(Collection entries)
--- start ---
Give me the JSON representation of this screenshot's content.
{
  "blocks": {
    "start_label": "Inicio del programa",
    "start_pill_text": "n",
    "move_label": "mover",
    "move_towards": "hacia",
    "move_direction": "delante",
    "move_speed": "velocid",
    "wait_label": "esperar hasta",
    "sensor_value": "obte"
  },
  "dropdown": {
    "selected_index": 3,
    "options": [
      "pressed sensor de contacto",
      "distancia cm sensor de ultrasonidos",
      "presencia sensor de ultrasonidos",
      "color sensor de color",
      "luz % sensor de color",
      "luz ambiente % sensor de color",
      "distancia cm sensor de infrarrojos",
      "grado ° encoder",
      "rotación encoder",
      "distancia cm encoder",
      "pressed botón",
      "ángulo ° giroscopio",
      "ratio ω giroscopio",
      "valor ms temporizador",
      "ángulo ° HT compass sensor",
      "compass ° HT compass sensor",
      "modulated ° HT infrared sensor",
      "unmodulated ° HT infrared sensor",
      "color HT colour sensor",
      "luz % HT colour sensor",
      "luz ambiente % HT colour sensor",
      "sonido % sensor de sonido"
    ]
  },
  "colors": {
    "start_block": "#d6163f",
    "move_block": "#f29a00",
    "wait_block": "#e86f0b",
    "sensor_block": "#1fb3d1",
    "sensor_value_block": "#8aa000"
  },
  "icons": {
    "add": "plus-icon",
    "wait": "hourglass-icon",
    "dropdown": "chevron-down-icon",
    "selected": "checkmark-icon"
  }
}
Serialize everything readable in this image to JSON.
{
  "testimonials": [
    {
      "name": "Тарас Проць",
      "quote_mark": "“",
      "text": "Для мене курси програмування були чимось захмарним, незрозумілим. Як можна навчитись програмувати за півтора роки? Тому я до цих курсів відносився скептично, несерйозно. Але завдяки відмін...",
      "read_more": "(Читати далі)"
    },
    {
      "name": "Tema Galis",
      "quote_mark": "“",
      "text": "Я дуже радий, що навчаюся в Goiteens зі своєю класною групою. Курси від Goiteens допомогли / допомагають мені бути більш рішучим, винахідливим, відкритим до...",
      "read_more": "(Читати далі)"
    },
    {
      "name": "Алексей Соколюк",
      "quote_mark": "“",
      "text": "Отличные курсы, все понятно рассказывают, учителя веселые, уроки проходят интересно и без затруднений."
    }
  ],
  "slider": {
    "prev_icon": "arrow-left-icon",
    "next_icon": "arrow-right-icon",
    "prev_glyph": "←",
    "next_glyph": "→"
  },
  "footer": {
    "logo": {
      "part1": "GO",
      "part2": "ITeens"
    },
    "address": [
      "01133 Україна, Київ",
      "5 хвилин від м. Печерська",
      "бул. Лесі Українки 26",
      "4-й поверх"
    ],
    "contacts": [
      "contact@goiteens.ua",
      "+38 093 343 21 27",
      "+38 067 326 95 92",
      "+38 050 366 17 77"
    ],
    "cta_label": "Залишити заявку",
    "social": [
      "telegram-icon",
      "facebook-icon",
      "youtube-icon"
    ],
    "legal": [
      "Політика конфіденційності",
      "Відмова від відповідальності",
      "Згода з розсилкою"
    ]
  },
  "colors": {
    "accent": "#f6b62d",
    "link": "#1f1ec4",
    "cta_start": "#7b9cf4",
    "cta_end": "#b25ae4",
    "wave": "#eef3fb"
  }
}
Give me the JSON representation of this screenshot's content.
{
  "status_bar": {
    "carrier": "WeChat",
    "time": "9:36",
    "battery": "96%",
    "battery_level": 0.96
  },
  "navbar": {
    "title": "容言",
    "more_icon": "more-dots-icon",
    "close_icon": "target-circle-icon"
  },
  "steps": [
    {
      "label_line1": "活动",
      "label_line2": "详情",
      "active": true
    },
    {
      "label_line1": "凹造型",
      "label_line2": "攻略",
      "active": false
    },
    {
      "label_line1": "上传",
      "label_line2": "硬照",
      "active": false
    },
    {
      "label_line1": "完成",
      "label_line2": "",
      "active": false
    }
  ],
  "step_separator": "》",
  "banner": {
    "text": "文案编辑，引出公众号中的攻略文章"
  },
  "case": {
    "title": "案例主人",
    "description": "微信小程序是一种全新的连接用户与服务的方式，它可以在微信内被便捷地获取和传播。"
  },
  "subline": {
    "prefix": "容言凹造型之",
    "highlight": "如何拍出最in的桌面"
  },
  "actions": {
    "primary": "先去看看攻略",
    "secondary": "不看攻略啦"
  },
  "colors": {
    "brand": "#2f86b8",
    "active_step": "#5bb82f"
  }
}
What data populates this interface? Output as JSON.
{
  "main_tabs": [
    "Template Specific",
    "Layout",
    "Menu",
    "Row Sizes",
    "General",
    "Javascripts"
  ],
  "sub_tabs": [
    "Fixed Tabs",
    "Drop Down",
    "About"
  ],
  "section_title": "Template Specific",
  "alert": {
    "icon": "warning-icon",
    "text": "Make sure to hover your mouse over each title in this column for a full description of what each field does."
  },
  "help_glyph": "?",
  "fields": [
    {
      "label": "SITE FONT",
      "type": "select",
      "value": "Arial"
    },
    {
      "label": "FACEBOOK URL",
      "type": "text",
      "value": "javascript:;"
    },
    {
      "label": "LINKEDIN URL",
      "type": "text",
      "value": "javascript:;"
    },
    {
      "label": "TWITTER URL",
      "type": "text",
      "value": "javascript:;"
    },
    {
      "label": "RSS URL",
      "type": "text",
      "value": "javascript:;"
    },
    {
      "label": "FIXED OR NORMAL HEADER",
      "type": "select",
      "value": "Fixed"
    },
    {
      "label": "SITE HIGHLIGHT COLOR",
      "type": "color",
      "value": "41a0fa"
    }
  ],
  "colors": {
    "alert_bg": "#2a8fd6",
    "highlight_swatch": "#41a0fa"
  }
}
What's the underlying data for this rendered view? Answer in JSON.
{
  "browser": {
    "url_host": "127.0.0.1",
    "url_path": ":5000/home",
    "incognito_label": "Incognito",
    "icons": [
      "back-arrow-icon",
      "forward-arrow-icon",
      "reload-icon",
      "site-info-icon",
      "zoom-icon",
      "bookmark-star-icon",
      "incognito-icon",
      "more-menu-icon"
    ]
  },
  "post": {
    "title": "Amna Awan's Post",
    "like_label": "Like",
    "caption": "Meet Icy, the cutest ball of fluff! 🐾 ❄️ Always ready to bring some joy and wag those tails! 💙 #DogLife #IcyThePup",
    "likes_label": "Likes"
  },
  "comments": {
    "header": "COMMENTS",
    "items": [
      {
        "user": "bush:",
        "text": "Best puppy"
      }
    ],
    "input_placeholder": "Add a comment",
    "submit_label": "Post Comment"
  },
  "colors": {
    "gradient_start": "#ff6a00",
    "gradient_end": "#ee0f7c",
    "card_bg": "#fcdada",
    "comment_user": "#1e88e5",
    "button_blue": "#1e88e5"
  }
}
--- end ---
What you are asked to do> Reproduce each entry word for word.

Task response>
Give me the JSON representation of this screenshot's content.
{
  "blocks": {
    "start_label": "Inicio del programa",
    "start_pill_text": "n",
    "move_label": "mover",
    "move_towards": "hacia",
    "move_direction": "delante",
    "move_speed": "velocid",
    "wait_label": "esperar hasta",
    "sensor_value": "obte"
  },
  "dropdown": {
    "selected_index": 3,
    "options": [
      "pressed sensor de contacto",
      "distancia cm sensor de ultrasonidos",
      "presencia sensor de ultrasonidos",
      "color sensor de color",
      "luz % sensor de color",
      "luz ambiente % sensor de color",
      "distancia cm sensor de infrarrojos",
      "grado ° encoder",
      "rotación encoder",
      "distancia cm encoder",
      "pressed botón",
      "ángulo ° giroscopio",
      "ratio ω giroscopio",
      "valor ms temporizador",
      "ángulo ° HT compass sensor",
      "compass ° HT compass sensor",
      "modulated ° HT infrared sensor",
      "unmodulated ° HT infrared sensor",
      "color HT colour sensor",
      "luz % HT colour sensor",
      "luz ambiente % HT colour sensor",
      "sonido % sensor de sonido"
    ]
  },
  "colors": {
    "start_block": "#d6163f",
    "move_block": "#f29a00",
    "wait_block": "#e86f0b",
    "sensor_block": "#1fb3d1",
    "sensor_value_block": "#8aa000"
  },
  "icons": {
    "add": "plus-icon",
    "wait": "hourglass-icon",
    "dropdown": "chevron-down-icon",
    "selected": "checkmark-icon"
  }
}
Serialize everything readable in this image to JSON.
{
  "testimonials": [
    {
      "name": "Тарас Проць",
      "quote_mark": "“",
      "text": "Для мене курси програмування були чимось захмарним, незрозумілим. Як можна навчитись програмувати за півтора роки? Тому я до цих курсів відносився скептично, несерйозно. Але завдяки відмін...",
      "read_more": "(Читати далі)"
    },
    {
      "name": "Tema Galis",
      "quote_mark": "“",
      "text": "Я дуже радий, що навчаюся в Goiteens зі своєю класною групою. Курси від Goiteens допомогли / допомагають мені бути більш рішучим, винахідливим, відкритим до...",
      "read_more": "(Читати далі)"
    },
    {
      "name": "Алексей Соколюк",
      "quote_mark": "“",
      "text": "Отличные курсы, все понятно рассказывают, учителя веселые, уроки проходят интересно и без затруднений."
    }
  ],
  "slider": {
    "prev_icon": "arrow-left-icon",
    "next_icon": "arrow-right-icon",
    "prev_glyph": "←",
    "next_glyph": "→"
  },
  "footer": {
    "logo": {
      "part1": "GO",
      "part2": "ITeens"
    },
    "address": [
      "01133 Україна, Київ",
      "5 хвилин від м. Печерська",
      "бул. Лесі Українки 26",
      "4-й поверх"
    ],
    "contacts": [
      "contact@goiteens.ua",
      "+38 093 343 21 27",
      "+38 067 326 95 92",
      "+38 050 366 17 77"
    ],
    "cta_label": "Залишити заявку",
    "social": [
      "telegram-icon",
      "facebook-icon",
      "youtube-icon"
    ],
    "legal": [
      "Політика конфіденційності",
      "Відмова від відповідальності",
      "Згода з розсилкою"
    ]
  },
  "colors": {
    "accent": "#f6b62d",
    "link": "#1f1ec4",
    "cta_start": "#7b9cf4",
    "cta_end": "#b25ae4",
    "wave": "#eef3fb"
  }
}
Give me the JSON representation of this screenshot's content.
{
  "status_bar": {
    "carrier": "WeChat",
    "time": "9:36",
    "battery": "96%",
    "battery_level": 0.96
  },
  "navbar": {
    "title": "容言",
    "more_icon": "more-dots-icon",
    "close_icon": "target-circle-icon"
  },
  "steps": [
    {
      "label_line1": "活动",
      "label_line2": "详情",
      "active": true
    },
    {
      "label_line1": "凹造型",
      "label_line2": "攻略",
      "active": false
    },
    {
      "label_line1": "上传",
      "label_line2": "硬照",
      "active": false
    },
    {
      "label_line1": "完成",
      "label_line2": "",
      "active": false
    }
  ],
  "step_separator": "》",
  "banner": {
    "text": "文案编辑，引出公众号中的攻略文章"
  },
  "case": {
    "title": "案例主人",
    "description": "微信小程序是一种全新的连接用户与服务的方式，它可以在微信内被便捷地获取和传播。"
  },
  "subline": {
    "prefix": "容言凹造型之",
    "highlight": "如何拍出最in的桌面"
  },
  "actions": {
    "primary": "先去看看攻略",
    "secondary": "不看攻略啦"
  },
  "colors": {
    "brand": "#2f86b8",
    "active_step": "#5bb82f"
  }
}
What data populates this interface? Output as JSON.
{
  "main_tabs": [
    "Template Specific",
    "Layout",
    "Menu",
    "Row Sizes",
    "General",
    "Javascripts"
  ],
  "sub_tabs": [
    "Fixed Tabs",
    "Drop Down",
    "About"
  ],
  "section_title": "Template Specific",
  "alert": {
    "icon": "warning-icon",
    "text": "Make sure to hover your mouse over each title in this column for a full description of what each field does."
  },
  "help_glyph": "?",
  "fields": [
    {
      "label": "SITE FONT",
      "type": "select",
      "value": "Arial"
    },
    {
      "label": "FACEBOOK URL",
      "type": "text",
      "value": "javascript:;"
    },
    {
      "label": "LINKEDIN URL",
      "type": "text",
      "value": "javascript:;"
    },
    {
      "label": "TWITTER URL",
      "type": "text",
      "value": "javascript:;"
    },
    {
      "label": "RSS URL",
      "type": "text",
      "value": "javascript:;"
    },
    {
      "label": "FIXED OR NORMAL HEADER",
      "type": "select",
      "value": "Fixed"
    },
    {
      "label": "SITE HIGHLIGHT COLOR",
      "type": "color",
      "value": "41a0fa"
    }
  ],
  "colors": {
    "alert_bg": "#2a8fd6",
    "highlight_swatch": "#41a0fa"
  }
}
What's the underlying data for this rendered view? Answer in JSON.
{
  "browser": {
    "url_host": "127.0.0.1",
    "url_path": ":5000/home",
    "incognito_label": "Incognito",
    "icons": [
      "back-arrow-icon",
      "forward-arrow-icon",
      "reload-icon",
      "site-info-icon",
      "zoom-icon",
      "bookmark-star-icon",
      "incognito-icon",
      "more-menu-icon"
    ]
  },
  "post": {
    "title": "Amna Awan's Post",
    "like_label": "Like",
    "caption": "Meet Icy, the cutest ball of fluff! 🐾 ❄️ Always ready to bring some joy and wag those tails! 💙 #DogLife #IcyThePup",
    "likes_label": "Likes"
  },
  "comments": {
    "header": "COMMENTS",
    "items": [
      {
        "user": "bush:",
        "text": "Best puppy"
      }
    ],
    "input_placeholder": "Add a comment",
    "submit_label": "Post Comment"
  },
  "colors": {
    "gradient_start": "#ff6a00",
    "gradient_end": "#ee0f7c",
    "card_bg": "#fcdada",
    "comment_user": "#1e88e5",
    "button_blue": "#1e88e5"
  }
}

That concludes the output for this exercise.